Passage:
This is the very policy that the US is trying to implement in the Ukraine also. There, three different small, foreign, politically-concocted sects, one of which has a very aggressive leader, Denisenko, who has visited the State Department in Washington as an honoured guest, are trying to undermine the vast majority. They belong to the only Ukrainian Orthodox Church, which is led by Metropolitan Onuphry.

Q: Isn’t it strange that the Yugoslav Communists fifty years ago under the Croat Tito and today’s neocons follow the same policy?

A: Not at all. The Yugoslav Communists were put into place by the Western Powers during World War II, with Churchill switching sides to them from the Orthodox Serbs and supporting them. The Communists and the neocons share the same basic materialistic ideology. The only difference is that the Communists promoted the materialistic concept of amassing State wealth, the neocons of amassing personal wealth. State Capitalism or individualist Capitalism, Mammon is the same everywhere.

Q: What can be done?

A: I am an outsider, so it is difficult for me to say anything about the Serbian Church. That is an internal matter. However, it does seem vital to me that in general all of us, whatever Local Church we belong to, must keep to Orthodox canonical principles and resist US/EU, or any other, political interference and, at the same time, we must advance non-nationalist, confederal structures. This is what the Russian Church did over 20 years ago, granting extensive autonomy to its local parts, for example to the Ukrainian Church, the Moldovan Church, the Latvian Church and the Church Outside Russia (ROCOR). If this is not done, there will be new schisms or else old schisms will continue.

Q: On the subject of schisms, who were the small groups of dissidents who went into schism from the two parts of the Russian Church at their reconciliation in 2007?

A: As I have said before, there were two groups. The first left English and French communities officially dependent on the Church inside Russia. Their leaders (and their naïve followers who knew no better) were renovationists, who had been poisoning Church life in the Diaspora for decades, in obedience to their by then mainly dead Paris-School ideologues. They left for the US-controlled Patriarchate of Constantinople, where freemasons, semi-Uniats and anti-Russian political or nationalist dissidents seem to be made welcome. The second group left ROCOR and were a strange mixture of operatives of the CIA and other Western spy services, right-wingers of the Peronista type in South America and ideologically-minded old calendarist converts who did not love the Russian Church and persecuted those of us who do.

Q: Looking back on your own life in the Church, do you regret the things that happened to you in the 70s and 80s?

A: If the things that happened to me had not happened, I would not know now what I have learned from bitter experience, however painful. So, in a sense how can I regret anything? Everything was necessary to learn a little wisdom and see through the myths of the ‘Orthodox’ Establishment. However, if we are to daydream (!) and I had known then what I know now, I would in 1971 have joined the London ROCOR parish. Then, having finished studies at University in London in 1977, I would have asked to go to Jordanville in 1977.

Data records:
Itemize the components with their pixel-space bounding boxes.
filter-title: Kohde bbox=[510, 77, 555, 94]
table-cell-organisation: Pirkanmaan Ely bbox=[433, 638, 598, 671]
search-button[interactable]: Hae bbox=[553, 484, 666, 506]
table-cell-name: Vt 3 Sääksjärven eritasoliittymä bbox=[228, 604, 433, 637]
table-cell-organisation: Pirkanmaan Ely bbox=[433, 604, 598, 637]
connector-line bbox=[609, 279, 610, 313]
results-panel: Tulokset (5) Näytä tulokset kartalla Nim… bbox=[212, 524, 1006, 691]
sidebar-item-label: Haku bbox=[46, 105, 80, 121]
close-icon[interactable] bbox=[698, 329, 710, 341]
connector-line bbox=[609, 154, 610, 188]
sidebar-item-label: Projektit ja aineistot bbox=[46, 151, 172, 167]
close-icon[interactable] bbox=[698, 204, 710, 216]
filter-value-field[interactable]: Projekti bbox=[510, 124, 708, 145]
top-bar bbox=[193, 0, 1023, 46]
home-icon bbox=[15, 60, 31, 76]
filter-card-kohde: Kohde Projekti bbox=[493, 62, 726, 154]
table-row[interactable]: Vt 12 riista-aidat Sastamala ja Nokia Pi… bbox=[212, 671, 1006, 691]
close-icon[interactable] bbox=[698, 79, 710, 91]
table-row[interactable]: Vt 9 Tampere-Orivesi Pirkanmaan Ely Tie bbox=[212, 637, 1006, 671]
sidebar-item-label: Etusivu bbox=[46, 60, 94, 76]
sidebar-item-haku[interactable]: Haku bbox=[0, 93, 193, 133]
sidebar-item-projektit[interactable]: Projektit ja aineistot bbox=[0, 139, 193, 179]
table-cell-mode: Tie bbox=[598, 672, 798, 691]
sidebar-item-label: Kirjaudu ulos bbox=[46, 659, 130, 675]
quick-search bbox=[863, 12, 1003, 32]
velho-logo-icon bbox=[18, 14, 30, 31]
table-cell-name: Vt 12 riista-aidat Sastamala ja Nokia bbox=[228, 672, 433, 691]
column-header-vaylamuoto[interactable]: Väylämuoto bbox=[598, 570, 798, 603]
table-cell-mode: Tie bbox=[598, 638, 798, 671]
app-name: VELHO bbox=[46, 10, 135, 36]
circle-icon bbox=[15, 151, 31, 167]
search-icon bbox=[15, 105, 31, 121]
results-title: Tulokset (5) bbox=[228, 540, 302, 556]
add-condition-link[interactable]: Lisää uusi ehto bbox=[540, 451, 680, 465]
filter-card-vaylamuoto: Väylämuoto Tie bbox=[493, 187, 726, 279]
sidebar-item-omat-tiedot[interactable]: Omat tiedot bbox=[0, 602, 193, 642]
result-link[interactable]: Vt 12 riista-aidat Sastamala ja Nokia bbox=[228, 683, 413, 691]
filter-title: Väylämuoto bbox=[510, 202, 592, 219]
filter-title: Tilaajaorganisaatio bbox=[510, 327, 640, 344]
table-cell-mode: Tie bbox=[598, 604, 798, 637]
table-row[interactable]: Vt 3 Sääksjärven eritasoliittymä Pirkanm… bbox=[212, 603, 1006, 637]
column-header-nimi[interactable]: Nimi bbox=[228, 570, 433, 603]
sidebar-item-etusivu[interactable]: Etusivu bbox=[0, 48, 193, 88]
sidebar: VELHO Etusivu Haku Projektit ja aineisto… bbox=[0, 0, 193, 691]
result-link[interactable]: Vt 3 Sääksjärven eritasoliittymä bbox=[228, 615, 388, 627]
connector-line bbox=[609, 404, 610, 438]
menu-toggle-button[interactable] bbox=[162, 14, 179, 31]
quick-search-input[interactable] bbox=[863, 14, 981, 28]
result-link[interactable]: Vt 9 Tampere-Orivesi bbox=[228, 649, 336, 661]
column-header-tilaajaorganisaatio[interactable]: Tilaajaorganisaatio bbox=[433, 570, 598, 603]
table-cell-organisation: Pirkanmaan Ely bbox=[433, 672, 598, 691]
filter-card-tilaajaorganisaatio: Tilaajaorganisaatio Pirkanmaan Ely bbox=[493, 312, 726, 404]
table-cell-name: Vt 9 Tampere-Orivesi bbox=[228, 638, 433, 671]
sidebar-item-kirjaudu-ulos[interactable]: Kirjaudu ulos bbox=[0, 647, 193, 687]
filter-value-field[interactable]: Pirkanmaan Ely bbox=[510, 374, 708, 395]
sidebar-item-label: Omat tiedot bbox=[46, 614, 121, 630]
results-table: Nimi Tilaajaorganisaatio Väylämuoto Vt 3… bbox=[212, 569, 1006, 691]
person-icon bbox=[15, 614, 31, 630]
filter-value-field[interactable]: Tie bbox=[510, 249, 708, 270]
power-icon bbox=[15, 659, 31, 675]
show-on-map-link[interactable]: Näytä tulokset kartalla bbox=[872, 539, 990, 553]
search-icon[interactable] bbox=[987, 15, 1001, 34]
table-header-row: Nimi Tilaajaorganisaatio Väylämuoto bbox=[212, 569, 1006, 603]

Exercise tasks:
A. In the interview, who leads the Ukrainian Orthodox Church?
B. What is the Spanish for this sentence from the interview: "The Communists and the neocons share the same basic materialistic ideology."
C. Can you write the next part of the interview, picking up after its last sentence?
The data have no connection to the interview.

Answers in order:
A. Metropolitan Onuphry.

B. Los comunistas y los neoconservadores comparten la misma ideología materialista básica.

C.
I greatly regret not only that in those pre-internet days I was given no facts, no guidance, but instead was given active misinformation and misdirection. Such was the spiritual corruption and prejudice against the Russian Church at that time. The scribes and pharisees of the Establishment did not want a Church outside its control, a free, uncompromised and spiritually independent Russian Orthodox Church, free of both left-wing renovationism and right-wing politicking. They wanted an impure, spiritually degutted and compromised Establishment organization. This is why they did their best to undermine us from both outside and, through their agents of both left and right, from inside.

Q: How do you see the future for the Russian Church in the East of England?

A: In recent years we have encouraged the establishment of both what became the little rural mission with Fr Anthony in Mettingham in Suffolk and of St Panteleimon’s skete outside Clacton in Essex. This latter is under Fr Sergei, whose simplicity is an example to us all. Now, with God’s help and that of many kind and generous benefactors, we are buying property for a church in the city of Norwich and hope to have a man ordained for the new parish in God’s good time. Perhaps this is all we can do; certainly we need more clergy in order to expand. One or two candidates now seem to be appearing at last, but we need more.

We can dream of parishes in the county centres elsewhere in the east: a church building for Suffolk in the county centre of Bury St Edmunds, a church dedicated to Sts Peter and Paul in Peterborough for Cambridgeshire, a church of the Resurrection in Bedford for Bedfordshire, a church dedicated to St Alban in St Albans for Hertfordshire, a church dedicated to St Nicholas in east London, a church dedicated to Sts Constantine and Helen in York for Yorkshire and a church dedicated to All the Saints in Canterbury as the centre for Kent. However, realistically, if that is not God’s will, none of this will happen.

Q: Why is it important to have property in central and populated places?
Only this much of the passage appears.